WORK TO COMPLETE:
Summarize the question-and-answer text on gene regulation in three sentences.

EXCERPT TO READ:
[Start of section]

What is a feature of the GATA1 TF structure?

Answer 21

zinc-finger

Question 22

What sequence does GATA1 bind to?

Answer 22

A/T -GATA-A/G

Question 23

What are GATA1s target genes?

Answer 23

alpha and beta globin genes
erythropoietin receptor
heam biosynthesis enzymes
spectrin

Question 24

What conditions have to be met to activate the beta-globin gene?

Answer 24

GATA1 and CP1 and NF1 have to be bound (present in erythroblasts)
beta globin encodes for the heamoglobin subunits

Question 25

GATA1 is expressed in several blood lineages but only activate globin genes in which blood cell?

Answer 25

erythroblasts
thanks to CP1 and NF1

Question 26

What is a common modification made to transcription factors and how does it affect them?

Answer 26

phosphorylation
negative charge causes a conformational change
regulated via a kinase enzyme

Question 27

What is a GRN?

Answer 27

Gene Regulatory Network
a set of genes, or parts of genes, that interact with each other to control a specific cell function

Question 28

How do growth factors promote cell proliferation?

Answer 28

activate a protein cascade
mitogen activated protein kinase enters the nucleus and phosphorylates transcription factors

Question 29

What is EGF and how does it work?

Answer 29

epidermal growth factor is a mitogen
binding to egf receptors leads to phosphorylation of MYC, a bHLH-LZ (leucine zipper) TF which drives transcription of cyclin genes

Question 30

Where is MYC phosphorylated on the EGF cell proliferation pathway?

Answer 30

on several serine and threonine residues (importantly ser-62)

Question 31

How does erythropoietin (EPO) induce red blood cell differentiation?

[End of section]

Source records
[Start of section]

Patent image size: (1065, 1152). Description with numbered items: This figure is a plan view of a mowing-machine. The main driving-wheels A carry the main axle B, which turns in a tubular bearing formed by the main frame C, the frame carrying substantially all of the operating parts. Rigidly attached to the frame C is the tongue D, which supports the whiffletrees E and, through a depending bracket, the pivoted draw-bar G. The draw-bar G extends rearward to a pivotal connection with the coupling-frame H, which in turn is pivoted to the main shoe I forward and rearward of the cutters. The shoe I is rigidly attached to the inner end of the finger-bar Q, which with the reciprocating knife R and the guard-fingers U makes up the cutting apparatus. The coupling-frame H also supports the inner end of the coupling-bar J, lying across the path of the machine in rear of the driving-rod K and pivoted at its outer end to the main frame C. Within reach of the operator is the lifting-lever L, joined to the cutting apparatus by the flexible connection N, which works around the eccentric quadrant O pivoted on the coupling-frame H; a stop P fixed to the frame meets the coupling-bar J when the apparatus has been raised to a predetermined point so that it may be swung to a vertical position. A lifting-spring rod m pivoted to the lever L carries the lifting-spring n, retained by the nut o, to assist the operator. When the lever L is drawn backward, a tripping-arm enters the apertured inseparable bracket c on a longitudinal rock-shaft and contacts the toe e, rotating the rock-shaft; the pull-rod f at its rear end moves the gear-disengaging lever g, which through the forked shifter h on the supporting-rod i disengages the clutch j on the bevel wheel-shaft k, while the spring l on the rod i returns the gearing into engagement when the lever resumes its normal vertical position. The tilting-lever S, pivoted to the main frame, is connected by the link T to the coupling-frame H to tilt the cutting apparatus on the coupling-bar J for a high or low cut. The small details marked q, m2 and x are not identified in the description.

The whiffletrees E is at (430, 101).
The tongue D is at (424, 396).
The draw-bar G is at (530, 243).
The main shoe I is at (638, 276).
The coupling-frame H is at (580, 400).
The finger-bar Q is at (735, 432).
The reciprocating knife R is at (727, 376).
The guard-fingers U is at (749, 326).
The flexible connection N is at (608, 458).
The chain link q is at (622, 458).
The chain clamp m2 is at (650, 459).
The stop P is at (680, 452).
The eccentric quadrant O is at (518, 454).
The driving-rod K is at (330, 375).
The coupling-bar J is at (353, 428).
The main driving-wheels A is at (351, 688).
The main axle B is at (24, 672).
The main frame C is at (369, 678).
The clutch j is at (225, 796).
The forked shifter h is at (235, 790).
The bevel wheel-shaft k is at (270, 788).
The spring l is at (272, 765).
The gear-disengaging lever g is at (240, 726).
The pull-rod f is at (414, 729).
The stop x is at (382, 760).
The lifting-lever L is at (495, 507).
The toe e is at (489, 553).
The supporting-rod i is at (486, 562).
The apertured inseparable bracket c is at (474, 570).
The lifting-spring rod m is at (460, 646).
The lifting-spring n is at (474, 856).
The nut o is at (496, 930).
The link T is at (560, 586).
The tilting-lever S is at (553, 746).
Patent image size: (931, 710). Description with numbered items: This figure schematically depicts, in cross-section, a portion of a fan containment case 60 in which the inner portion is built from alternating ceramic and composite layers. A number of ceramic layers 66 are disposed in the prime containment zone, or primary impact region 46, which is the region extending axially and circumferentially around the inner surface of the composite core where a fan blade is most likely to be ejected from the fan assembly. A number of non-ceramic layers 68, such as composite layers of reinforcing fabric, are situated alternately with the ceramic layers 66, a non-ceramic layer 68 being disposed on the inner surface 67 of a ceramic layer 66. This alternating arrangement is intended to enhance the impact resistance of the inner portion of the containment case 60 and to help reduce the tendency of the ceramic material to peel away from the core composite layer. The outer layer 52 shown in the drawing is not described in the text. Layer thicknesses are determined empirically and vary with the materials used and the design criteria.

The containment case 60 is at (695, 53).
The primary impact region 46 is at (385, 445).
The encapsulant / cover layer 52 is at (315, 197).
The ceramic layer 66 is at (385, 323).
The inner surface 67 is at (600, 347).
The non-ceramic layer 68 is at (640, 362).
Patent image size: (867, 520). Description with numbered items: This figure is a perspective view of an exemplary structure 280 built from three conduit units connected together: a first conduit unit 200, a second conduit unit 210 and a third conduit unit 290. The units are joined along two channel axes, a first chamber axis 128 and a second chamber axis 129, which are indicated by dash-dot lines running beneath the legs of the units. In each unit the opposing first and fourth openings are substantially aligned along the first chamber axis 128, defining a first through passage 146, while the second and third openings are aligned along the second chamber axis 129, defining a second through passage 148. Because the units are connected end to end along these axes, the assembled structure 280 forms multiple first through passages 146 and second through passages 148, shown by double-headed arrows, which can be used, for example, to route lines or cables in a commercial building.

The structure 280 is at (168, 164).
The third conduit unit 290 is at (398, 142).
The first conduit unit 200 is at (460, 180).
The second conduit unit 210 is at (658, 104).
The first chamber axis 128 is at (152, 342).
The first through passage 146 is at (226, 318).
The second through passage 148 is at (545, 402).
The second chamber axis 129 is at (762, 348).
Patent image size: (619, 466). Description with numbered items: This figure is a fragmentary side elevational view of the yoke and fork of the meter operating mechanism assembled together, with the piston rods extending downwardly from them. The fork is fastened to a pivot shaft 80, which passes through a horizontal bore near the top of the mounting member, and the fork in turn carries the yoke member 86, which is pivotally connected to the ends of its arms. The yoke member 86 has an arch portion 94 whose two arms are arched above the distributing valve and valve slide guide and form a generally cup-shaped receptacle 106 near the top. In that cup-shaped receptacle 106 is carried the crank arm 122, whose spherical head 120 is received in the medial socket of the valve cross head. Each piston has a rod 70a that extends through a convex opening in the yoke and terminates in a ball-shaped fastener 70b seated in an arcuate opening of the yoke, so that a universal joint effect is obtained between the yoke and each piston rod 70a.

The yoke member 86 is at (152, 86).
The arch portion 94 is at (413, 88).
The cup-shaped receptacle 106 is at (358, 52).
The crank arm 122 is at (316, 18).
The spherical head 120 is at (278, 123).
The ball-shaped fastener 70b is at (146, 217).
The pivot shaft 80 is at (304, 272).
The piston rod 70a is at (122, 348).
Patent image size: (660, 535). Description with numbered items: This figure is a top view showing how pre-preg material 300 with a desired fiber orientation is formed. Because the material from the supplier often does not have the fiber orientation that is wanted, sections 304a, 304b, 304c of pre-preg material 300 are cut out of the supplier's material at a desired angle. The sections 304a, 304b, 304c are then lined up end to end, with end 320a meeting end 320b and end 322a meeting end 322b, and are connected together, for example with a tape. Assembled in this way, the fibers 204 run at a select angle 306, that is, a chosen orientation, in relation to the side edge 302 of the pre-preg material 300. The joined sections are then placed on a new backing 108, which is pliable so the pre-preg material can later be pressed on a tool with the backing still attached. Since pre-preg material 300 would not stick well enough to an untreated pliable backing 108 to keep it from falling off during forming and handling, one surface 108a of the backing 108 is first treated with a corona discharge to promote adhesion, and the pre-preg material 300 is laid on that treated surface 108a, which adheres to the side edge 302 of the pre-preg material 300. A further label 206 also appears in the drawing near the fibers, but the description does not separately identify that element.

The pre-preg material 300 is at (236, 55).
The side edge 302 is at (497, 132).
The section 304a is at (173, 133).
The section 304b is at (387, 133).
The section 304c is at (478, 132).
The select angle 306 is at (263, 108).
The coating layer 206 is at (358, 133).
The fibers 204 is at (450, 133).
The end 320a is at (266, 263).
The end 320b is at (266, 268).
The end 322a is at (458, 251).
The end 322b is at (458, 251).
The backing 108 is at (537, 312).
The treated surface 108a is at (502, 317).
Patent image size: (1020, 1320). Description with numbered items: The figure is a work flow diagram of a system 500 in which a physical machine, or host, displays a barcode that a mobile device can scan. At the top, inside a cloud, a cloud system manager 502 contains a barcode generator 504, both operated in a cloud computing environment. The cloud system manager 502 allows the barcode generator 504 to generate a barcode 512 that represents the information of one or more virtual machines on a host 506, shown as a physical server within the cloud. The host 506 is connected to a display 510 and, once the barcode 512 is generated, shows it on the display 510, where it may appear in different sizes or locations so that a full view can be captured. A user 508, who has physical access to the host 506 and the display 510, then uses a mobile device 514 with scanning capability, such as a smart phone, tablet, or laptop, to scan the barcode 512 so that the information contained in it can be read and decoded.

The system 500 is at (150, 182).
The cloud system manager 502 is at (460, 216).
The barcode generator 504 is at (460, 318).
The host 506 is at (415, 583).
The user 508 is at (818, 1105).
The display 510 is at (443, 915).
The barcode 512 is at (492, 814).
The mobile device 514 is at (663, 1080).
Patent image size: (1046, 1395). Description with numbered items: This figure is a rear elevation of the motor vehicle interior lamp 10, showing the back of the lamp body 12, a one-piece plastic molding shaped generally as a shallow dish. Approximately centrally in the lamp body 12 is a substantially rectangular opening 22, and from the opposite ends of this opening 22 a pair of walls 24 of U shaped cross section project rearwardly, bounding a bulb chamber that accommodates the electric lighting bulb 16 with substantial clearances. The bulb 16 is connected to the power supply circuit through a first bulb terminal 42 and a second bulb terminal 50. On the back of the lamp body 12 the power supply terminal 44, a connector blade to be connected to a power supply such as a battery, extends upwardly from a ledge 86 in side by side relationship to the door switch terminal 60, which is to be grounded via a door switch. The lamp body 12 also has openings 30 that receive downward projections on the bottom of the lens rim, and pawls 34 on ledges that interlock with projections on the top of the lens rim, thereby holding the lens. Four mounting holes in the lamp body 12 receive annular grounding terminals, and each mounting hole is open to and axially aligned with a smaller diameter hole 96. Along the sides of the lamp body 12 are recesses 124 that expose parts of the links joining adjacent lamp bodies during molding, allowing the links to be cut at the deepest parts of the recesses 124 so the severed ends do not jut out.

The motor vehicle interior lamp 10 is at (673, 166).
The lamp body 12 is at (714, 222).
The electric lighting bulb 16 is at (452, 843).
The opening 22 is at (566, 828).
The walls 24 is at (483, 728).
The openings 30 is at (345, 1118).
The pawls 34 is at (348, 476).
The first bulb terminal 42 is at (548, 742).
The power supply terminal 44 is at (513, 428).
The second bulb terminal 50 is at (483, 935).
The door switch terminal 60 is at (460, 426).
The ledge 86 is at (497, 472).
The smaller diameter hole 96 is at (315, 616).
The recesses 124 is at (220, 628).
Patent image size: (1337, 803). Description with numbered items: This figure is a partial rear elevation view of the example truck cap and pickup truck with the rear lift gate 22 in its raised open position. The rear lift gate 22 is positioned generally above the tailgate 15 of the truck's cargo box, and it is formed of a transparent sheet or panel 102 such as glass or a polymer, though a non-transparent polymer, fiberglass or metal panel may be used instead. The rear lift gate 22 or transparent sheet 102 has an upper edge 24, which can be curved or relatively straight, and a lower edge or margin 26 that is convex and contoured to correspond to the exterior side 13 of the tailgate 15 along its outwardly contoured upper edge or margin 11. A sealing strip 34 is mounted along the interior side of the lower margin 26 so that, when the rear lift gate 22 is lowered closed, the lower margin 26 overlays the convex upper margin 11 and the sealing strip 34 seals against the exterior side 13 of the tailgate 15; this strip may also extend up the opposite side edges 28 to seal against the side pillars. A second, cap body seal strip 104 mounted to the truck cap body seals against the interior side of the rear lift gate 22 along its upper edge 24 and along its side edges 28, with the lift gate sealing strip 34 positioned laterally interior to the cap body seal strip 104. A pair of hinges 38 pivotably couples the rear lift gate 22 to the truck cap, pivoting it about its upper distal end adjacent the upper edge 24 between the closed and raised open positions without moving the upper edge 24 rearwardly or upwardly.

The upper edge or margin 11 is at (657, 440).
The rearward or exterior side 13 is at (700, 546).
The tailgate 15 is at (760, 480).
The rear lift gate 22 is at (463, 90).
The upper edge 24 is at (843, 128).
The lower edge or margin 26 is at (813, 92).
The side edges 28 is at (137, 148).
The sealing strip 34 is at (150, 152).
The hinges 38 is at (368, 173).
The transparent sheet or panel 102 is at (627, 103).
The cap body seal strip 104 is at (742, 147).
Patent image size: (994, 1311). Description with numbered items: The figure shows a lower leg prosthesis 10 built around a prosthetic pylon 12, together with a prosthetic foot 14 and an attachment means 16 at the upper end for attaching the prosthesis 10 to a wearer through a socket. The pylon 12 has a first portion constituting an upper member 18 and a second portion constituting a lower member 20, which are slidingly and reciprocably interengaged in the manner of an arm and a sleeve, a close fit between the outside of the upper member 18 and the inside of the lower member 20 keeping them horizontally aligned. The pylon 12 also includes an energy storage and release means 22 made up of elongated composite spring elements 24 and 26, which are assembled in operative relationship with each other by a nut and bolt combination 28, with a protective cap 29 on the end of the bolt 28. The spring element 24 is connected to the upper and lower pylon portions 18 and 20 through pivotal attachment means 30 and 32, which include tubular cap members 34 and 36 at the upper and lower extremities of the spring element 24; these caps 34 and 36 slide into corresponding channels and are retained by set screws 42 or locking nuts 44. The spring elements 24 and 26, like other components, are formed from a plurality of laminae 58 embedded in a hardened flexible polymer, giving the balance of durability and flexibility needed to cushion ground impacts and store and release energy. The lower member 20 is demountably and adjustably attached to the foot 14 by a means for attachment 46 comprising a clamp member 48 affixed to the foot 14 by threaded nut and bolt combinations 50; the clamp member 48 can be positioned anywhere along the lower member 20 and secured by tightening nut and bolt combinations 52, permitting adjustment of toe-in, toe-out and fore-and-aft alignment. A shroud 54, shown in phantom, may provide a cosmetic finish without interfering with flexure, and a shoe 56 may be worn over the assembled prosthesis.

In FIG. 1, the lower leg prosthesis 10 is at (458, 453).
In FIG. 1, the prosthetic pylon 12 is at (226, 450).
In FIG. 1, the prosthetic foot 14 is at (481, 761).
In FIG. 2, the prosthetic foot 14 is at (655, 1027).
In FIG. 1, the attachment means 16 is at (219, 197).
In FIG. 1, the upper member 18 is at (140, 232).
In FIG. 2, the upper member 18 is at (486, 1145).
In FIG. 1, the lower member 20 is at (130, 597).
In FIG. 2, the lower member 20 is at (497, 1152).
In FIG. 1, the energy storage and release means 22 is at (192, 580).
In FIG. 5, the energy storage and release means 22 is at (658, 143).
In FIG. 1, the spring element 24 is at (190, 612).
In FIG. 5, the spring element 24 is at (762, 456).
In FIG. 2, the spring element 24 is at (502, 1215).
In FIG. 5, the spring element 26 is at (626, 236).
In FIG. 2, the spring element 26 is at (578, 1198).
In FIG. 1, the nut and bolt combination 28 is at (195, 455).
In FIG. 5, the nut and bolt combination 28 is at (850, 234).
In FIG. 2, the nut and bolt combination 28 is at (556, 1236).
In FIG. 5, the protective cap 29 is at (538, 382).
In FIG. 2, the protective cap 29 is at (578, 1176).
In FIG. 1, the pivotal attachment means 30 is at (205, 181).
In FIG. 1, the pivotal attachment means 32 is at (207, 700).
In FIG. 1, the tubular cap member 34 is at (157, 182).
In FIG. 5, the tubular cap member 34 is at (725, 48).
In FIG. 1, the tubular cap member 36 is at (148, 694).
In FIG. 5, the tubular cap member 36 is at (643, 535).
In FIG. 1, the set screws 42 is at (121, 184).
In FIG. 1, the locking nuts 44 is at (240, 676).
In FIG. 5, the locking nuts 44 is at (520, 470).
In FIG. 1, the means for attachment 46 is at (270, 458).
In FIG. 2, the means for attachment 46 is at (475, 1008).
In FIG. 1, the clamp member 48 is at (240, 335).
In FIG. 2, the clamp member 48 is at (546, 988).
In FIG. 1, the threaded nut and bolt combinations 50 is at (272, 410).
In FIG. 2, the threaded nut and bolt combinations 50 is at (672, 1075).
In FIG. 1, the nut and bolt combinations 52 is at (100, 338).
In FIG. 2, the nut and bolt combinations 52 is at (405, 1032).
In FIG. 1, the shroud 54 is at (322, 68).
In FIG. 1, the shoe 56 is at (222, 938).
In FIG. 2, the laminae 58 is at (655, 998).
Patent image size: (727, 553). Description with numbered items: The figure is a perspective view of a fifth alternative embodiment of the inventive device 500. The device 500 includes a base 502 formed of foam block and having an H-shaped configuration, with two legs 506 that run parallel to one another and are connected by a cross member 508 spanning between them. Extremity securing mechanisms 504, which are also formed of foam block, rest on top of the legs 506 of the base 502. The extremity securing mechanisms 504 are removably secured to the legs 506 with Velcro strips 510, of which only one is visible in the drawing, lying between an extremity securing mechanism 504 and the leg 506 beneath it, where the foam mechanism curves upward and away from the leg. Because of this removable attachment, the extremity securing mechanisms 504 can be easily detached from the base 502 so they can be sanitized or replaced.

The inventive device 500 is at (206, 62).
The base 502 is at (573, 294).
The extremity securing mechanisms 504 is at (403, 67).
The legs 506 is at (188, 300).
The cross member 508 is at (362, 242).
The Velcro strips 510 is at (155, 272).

[End of section]

ANSWER:
GATA1 is a zinc-finger transcription factor that binds the sequence A/T-GATA-A/G. Its target genes include the alpha and beta globin genes, the erythropoietin receptor and spectrin, but it activates globin genes only in erythroblasts, where CP1 and NF1 are also present. Transcription factors are commonly modified by phosphorylation, and growth factors such as the mitogen EGF promote cell proliferation through a protein cascade that leads to the phosphorylation of transcription factors, including MYC, which drives transcription of cyclin genes.